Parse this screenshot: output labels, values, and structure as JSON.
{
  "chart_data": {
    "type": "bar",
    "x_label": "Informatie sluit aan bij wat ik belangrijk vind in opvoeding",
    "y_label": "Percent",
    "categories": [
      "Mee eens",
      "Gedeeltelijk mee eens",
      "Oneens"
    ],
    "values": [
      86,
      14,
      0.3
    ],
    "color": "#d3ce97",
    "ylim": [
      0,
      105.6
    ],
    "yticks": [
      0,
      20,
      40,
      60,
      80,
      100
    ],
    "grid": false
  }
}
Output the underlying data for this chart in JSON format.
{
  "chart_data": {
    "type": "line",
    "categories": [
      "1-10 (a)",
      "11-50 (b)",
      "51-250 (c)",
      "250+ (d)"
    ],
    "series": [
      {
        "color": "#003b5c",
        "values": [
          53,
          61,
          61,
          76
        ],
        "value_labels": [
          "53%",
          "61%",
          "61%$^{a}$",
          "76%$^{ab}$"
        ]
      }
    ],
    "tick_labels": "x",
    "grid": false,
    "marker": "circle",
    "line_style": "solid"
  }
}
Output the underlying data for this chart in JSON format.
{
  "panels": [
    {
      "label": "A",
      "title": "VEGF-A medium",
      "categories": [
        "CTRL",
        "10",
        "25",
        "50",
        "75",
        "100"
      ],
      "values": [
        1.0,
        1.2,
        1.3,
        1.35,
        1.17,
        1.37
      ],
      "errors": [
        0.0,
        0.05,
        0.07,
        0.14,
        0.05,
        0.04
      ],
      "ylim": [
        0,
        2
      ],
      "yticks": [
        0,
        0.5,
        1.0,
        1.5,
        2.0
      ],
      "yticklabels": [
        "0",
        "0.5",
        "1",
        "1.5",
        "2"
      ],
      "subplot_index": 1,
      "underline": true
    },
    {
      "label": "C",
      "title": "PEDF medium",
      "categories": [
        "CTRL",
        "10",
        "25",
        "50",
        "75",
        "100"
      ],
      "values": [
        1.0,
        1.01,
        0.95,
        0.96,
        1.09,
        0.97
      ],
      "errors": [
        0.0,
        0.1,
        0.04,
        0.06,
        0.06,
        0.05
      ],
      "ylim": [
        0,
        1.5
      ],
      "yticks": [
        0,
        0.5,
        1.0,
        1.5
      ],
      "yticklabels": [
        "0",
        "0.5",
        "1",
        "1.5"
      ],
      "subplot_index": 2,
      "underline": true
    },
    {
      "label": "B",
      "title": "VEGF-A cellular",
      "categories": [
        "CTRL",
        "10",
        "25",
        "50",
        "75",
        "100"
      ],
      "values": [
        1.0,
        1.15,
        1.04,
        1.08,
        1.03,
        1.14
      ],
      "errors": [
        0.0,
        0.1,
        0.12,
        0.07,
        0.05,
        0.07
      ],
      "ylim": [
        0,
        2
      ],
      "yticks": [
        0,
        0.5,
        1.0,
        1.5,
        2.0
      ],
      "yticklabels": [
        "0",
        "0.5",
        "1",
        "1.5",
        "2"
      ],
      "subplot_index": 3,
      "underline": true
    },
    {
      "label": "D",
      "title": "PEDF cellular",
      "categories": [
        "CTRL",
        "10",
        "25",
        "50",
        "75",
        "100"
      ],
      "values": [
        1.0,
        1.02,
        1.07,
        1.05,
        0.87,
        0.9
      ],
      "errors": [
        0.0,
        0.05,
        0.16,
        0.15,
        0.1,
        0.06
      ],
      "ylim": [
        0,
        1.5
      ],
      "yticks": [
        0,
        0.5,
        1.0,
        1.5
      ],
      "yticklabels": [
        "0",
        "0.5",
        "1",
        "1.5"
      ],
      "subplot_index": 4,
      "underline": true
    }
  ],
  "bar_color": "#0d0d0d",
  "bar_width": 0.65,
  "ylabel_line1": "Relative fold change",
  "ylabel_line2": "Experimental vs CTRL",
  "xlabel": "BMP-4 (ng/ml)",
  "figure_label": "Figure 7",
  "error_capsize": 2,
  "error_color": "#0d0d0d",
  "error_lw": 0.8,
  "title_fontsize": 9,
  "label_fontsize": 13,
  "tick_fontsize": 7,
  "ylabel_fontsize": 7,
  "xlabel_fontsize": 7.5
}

• **What the task asks**:
Transcribe all lines as written.

• **Problem solution**:
Parse this screenshot: output labels, values, and structure as JSON.
{
  "chart_data": {
    "type": "bar",
    "x_label": "Informatie sluit aan bij wat ik belangrijk vind in opvoeding",
    "y_label": "Percent",
    "categories": [
      "Mee eens",
      "Gedeeltelijk mee eens",
      "Oneens"
    ],
    "values": [
      86,
      14,
      0.3
    ],
    "color": "#d3ce97",
    "ylim": [
      0,
      105.6
    ],
    "yticks": [
      0,
      20,
      40,
      60,
      80,
      100
    ],
    "grid": false
  }
}
Output the underlying data for this chart in JSON format.
{
  "chart_data": {
    "type": "line",
    "categories": [
      "1-10 (a)",
      "11-50 (b)",
      "51-250 (c)",
      "250+ (d)"
    ],
    "series": [
      {
        "color": "#003b5c",
        "values": [
          53,
          61,
          61,
          76
        ],
        "value_labels": [
          "53%",
          "61%",
          "61%$^{a}$",
          "76%$^{ab}$"
        ]
      }
    ],
    "tick_labels": "x",
    "grid": false,
    "marker": "circle",
    "line_style": "solid"
  }
}
Output the underlying data for this chart in JSON format.
{
  "panels": [
    {
      "label": "A",
      "title": "VEGF-A medium",
      "categories": [
        "CTRL",
        "10",
        "25",
        "50",
        "75",
        "100"
      ],
      "values": [
        1.0,
        1.2,
        1.3,
        1.35,
        1.17,
        1.37
      ],
      "errors": [
        0.0,
        0.05,
        0.07,
        0.14,
        0.05,
        0.04
      ],
      "ylim": [
        0,
        2
      ],
      "yticks": [
        0,
        0.5,
        1.0,
        1.5,
        2.0
      ],
      "yticklabels": [
        "0",
        "0.5",
        "1",
        "1.5",
        "2"
      ],
      "subplot_index": 1,
      "underline": true
    },
    {
      "label": "C",
      "title": "PEDF medium",
      "categories": [
        "CTRL",
        "10",
        "25",
        "50",
        "75",
        "100"
      ],
      "values": [
        1.0,
        1.01,
        0.95,
        0.96,
        1.09,
        0.97
      ],
      "errors": [
        0.0,
        0.1,
        0.04,
        0.06,
        0.06,
        0.05
      ],
      "ylim": [
        0,
        1.5
      ],
      "yticks": [
        0,
        0.5,
        1.0,
        1.5
      ],
      "yticklabels": [
        "0",
        "0.5",
        "1",
        "1.5"
      ],
      "subplot_index": 2,
      "underline": true
    },
    {
      "label": "B",
      "title": "VEGF-A cellular",
      "categories": [
        "CTRL",
        "10",
        "25",
        "50",
        "75",
        "100"
      ],
      "values": [
        1.0,
        1.15,
        1.04,
        1.08,
        1.03,
        1.14
      ],
      "errors": [
        0.0,
        0.1,
        0.12,
        0.07,
        0.05,
        0.07
      ],
      "ylim": [
        0,
        2
      ],
      "yticks": [
        0,
        0.5,
        1.0,
        1.5,
        2.0
      ],
      "yticklabels": [
        "0",
        "0.5",
        "1",
        "1.5",
        "2"
      ],
      "subplot_index": 3,
      "underline": true
    },
    {
      "label": "D",
      "title": "PEDF cellular",
      "categories": [
        "CTRL",
        "10",
        "25",
        "50",
        "75",
        "100"
      ],
      "values": [
        1.0,
        1.02,
        1.07,
        1.05,
        0.87,
        0.9
      ],
      "errors": [
        0.0,
        0.05,
        0.16,
        0.15,
        0.1,
        0.06
      ],
      "ylim": [
        0,
        1.5
      ],
      "yticks": [
        0,
        0.5,
        1.0,
        1.5
      ],
      "yticklabels": [
        "0",
        "0.5",
        "1",
        "1.5"
      ],
      "subplot_index": 4,
      "underline": true
    }
  ],
  "bar_color": "#0d0d0d",
  "bar_width": 0.65,
  "ylabel_line1": "Relative fold change",
  "ylabel_line2": "Experimental vs CTRL",
  "xlabel": "BMP-4 (ng/ml)",
  "figure_label": "Figure 7",
  "error_capsize": 2,
  "error_color": "#0d0d0d",
  "error_lw": 0.8,
  "title_fontsize": 9,
  "label_fontsize": 13,
  "tick_fontsize": 7,
  "ylabel_fontsize": 7,
  "xlabel_fontsize": 7.5
}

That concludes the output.